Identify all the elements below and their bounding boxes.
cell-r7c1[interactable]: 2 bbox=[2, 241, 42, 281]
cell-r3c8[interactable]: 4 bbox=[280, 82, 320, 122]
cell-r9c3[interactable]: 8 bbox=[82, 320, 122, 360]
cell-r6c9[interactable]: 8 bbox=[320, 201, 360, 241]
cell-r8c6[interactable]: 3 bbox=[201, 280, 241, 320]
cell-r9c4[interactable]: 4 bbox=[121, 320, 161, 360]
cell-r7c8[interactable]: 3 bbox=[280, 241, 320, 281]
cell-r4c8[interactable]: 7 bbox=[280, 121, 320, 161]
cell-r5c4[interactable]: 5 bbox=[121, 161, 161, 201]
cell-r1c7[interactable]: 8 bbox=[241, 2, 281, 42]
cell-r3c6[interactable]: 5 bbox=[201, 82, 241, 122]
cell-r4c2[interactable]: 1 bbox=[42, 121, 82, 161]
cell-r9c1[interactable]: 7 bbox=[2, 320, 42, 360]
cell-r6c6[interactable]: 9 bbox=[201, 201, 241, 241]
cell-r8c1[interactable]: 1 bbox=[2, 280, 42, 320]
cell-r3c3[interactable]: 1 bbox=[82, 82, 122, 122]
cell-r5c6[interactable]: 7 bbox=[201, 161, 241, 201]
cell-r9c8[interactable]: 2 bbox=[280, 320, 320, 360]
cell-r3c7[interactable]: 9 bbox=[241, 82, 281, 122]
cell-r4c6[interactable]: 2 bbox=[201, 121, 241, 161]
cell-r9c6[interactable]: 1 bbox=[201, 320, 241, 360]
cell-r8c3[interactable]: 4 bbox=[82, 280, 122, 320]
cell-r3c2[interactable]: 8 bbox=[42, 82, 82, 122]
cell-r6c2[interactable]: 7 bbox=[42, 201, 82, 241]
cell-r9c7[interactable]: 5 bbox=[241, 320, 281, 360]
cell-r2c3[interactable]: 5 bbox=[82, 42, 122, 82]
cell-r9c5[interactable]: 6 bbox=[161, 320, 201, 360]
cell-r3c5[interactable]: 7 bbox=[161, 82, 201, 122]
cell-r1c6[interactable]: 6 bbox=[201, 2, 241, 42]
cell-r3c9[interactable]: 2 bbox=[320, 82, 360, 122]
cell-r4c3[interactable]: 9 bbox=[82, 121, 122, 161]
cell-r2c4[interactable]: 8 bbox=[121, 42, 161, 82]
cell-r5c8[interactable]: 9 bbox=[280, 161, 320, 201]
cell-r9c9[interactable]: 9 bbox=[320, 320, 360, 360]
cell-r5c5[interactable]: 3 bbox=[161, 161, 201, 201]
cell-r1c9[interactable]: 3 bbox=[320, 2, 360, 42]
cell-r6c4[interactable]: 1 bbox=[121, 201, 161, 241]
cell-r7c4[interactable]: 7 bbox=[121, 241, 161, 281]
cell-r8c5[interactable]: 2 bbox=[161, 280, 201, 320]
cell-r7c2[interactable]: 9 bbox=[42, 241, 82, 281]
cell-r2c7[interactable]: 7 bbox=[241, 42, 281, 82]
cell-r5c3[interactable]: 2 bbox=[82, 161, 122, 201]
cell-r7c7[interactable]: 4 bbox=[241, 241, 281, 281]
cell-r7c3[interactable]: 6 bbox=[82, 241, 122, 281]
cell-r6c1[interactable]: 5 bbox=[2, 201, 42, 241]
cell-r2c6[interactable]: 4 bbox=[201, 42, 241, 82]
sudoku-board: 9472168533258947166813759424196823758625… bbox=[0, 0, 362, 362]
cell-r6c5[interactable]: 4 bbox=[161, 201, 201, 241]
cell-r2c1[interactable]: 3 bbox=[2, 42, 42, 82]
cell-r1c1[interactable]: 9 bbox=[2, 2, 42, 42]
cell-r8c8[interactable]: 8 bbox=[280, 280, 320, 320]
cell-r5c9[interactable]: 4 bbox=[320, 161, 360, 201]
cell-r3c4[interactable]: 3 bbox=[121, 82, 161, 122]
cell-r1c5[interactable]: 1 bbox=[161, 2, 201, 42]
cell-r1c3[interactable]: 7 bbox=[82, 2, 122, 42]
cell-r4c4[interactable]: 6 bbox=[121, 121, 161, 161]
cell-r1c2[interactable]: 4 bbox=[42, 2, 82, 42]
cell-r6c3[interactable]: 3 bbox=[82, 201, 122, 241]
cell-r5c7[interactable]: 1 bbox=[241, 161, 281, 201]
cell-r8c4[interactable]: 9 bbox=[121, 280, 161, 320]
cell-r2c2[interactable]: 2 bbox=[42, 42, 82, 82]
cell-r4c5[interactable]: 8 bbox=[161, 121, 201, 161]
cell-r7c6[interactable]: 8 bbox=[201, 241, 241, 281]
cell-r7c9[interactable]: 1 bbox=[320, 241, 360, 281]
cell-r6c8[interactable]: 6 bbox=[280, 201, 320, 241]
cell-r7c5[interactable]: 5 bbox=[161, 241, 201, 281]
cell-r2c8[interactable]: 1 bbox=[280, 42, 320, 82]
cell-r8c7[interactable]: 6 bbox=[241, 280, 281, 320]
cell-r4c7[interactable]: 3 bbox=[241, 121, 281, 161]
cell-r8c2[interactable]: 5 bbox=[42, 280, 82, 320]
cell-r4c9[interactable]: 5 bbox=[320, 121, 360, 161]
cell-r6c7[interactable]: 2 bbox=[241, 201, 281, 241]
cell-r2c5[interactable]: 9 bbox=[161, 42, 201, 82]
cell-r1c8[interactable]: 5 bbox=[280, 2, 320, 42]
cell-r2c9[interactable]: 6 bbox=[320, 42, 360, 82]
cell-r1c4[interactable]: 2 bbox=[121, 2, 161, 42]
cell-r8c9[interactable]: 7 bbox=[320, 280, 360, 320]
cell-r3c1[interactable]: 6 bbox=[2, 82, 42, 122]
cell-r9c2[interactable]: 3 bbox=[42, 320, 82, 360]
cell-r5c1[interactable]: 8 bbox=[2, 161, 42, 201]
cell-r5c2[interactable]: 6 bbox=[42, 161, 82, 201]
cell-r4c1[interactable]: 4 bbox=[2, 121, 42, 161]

▸ Exercise:
Write out every line of the items above, character for character, with nothing changed.

▸ Result of this exercise:
Identify all the elements below and their bounding boxes.
cell-r7c1[interactable]: 2 bbox=[2, 241, 42, 281]
cell-r3c8[interactable]: 4 bbox=[280, 82, 320, 122]
cell-r9c3[interactable]: 8 bbox=[82, 320, 122, 360]
cell-r6c9[interactable]: 8 bbox=[320, 201, 360, 241]
cell-r8c6[interactable]: 3 bbox=[201, 280, 241, 320]
cell-r9c4[interactable]: 4 bbox=[121, 320, 161, 360]
cell-r7c8[interactable]: 3 bbox=[280, 241, 320, 281]
cell-r4c8[interactable]: 7 bbox=[280, 121, 320, 161]
cell-r5c4[interactable]: 5 bbox=[121, 161, 161, 201]
cell-r1c7[interactable]: 8 bbox=[241, 2, 281, 42]
cell-r3c6[interactable]: 5 bbox=[201, 82, 241, 122]
cell-r4c2[interactable]: 1 bbox=[42, 121, 82, 161]
cell-r9c1[interactable]: 7 bbox=[2, 320, 42, 360]
cell-r6c6[interactable]: 9 bbox=[201, 201, 241, 241]
cell-r8c1[interactable]: 1 bbox=[2, 280, 42, 320]
cell-r3c3[interactable]: 1 bbox=[82, 82, 122, 122]
cell-r5c6[interactable]: 7 bbox=[201, 161, 241, 201]
cell-r9c8[interactable]: 2 bbox=[280, 320, 320, 360]
cell-r3c7[interactable]: 9 bbox=[241, 82, 281, 122]
cell-r4c6[interactable]: 2 bbox=[201, 121, 241, 161]
cell-r9c6[interactable]: 1 bbox=[201, 320, 241, 360]
cell-r8c3[interactable]: 4 bbox=[82, 280, 122, 320]
cell-r3c2[interactable]: 8 bbox=[42, 82, 82, 122]
cell-r6c2[interactable]: 7 bbox=[42, 201, 82, 241]
cell-r9c7[interactable]: 5 bbox=[241, 320, 281, 360]
cell-r2c3[interactable]: 5 bbox=[82, 42, 122, 82]
cell-r9c5[interactable]: 6 bbox=[161, 320, 201, 360]
cell-r3c5[interactable]: 7 bbox=[161, 82, 201, 122]
cell-r1c6[interactable]: 6 bbox=[201, 2, 241, 42]
cell-r3c9[interactable]: 2 bbox=[320, 82, 360, 122]
cell-r4c3[interactable]: 9 bbox=[82, 121, 122, 161]
cell-r2c4[interactable]: 8 bbox=[121, 42, 161, 82]
cell-r5c8[interactable]: 9 bbox=[280, 161, 320, 201]
cell-r9c9[interactable]: 9 bbox=[320, 320, 360, 360]
cell-r5c5[interactable]: 3 bbox=[161, 161, 201, 201]
cell-r1c9[interactable]: 3 bbox=[320, 2, 360, 42]
cell-r6c4[interactable]: 1 bbox=[121, 201, 161, 241]
cell-r7c4[interactable]: 7 bbox=[121, 241, 161, 281]
cell-r8c5[interactable]: 2 bbox=[161, 280, 201, 320]
cell-r7c2[interactable]: 9 bbox=[42, 241, 82, 281]
cell-r2c7[interactable]: 7 bbox=[241, 42, 281, 82]
cell-r5c3[interactable]: 2 bbox=[82, 161, 122, 201]
cell-r7c7[interactable]: 4 bbox=[241, 241, 281, 281]
cell-r7c3[interactable]: 6 bbox=[82, 241, 122, 281]
cell-r6c1[interactable]: 5 bbox=[2, 201, 42, 241]
cell-r2c6[interactable]: 4 bbox=[201, 42, 241, 82]
sudoku-board: 9472168533258947166813759424196823758625… bbox=[0, 0, 362, 362]
cell-r6c5[interactable]: 4 bbox=[161, 201, 201, 241]
cell-r2c1[interactable]: 3 bbox=[2, 42, 42, 82]
cell-r1c1[interactable]: 9 bbox=[2, 2, 42, 42]
cell-r8c8[interactable]: 8 bbox=[280, 280, 320, 320]
cell-r5c9[interactable]: 4 bbox=[320, 161, 360, 201]
cell-r3c4[interactable]: 3 bbox=[121, 82, 161, 122]
cell-r1c5[interactable]: 1 bbox=[161, 2, 201, 42]
cell-r1c3[interactable]: 7 bbox=[82, 2, 122, 42]
cell-r4c4[interactable]: 6 bbox=[121, 121, 161, 161]
cell-r1c2[interactable]: 4 bbox=[42, 2, 82, 42]
cell-r6c3[interactable]: 3 bbox=[82, 201, 122, 241]
cell-r5c7[interactable]: 1 bbox=[241, 161, 281, 201]
cell-r8c4[interactable]: 9 bbox=[121, 280, 161, 320]
cell-r2c2[interactable]: 2 bbox=[42, 42, 82, 82]
cell-r4c5[interactable]: 8 bbox=[161, 121, 201, 161]
cell-r7c6[interactable]: 8 bbox=[201, 241, 241, 281]
cell-r7c9[interactable]: 1 bbox=[320, 241, 360, 281]
cell-r6c8[interactable]: 6 bbox=[280, 201, 320, 241]
cell-r7c5[interactable]: 5 bbox=[161, 241, 201, 281]
cell-r2c8[interactable]: 1 bbox=[280, 42, 320, 82]
cell-r8c7[interactable]: 6 bbox=[241, 280, 281, 320]
cell-r4c7[interactable]: 3 bbox=[241, 121, 281, 161]
cell-r8c2[interactable]: 5 bbox=[42, 280, 82, 320]
cell-r4c9[interactable]: 5 bbox=[320, 121, 360, 161]
cell-r6c7[interactable]: 2 bbox=[241, 201, 281, 241]
cell-r2c5[interactable]: 9 bbox=[161, 42, 201, 82]
cell-r1c8[interactable]: 5 bbox=[280, 2, 320, 42]
cell-r2c9[interactable]: 6 bbox=[320, 42, 360, 82]
cell-r1c4[interactable]: 2 bbox=[121, 2, 161, 42]
cell-r8c9[interactable]: 7 bbox=[320, 280, 360, 320]
cell-r3c1[interactable]: 6 bbox=[2, 82, 42, 122]
cell-r9c2[interactable]: 3 bbox=[42, 320, 82, 360]
cell-r5c1[interactable]: 8 bbox=[2, 161, 42, 201]
cell-r5c2[interactable]: 6 bbox=[42, 161, 82, 201]
cell-r4c1[interactable]: 4 bbox=[2, 121, 42, 161]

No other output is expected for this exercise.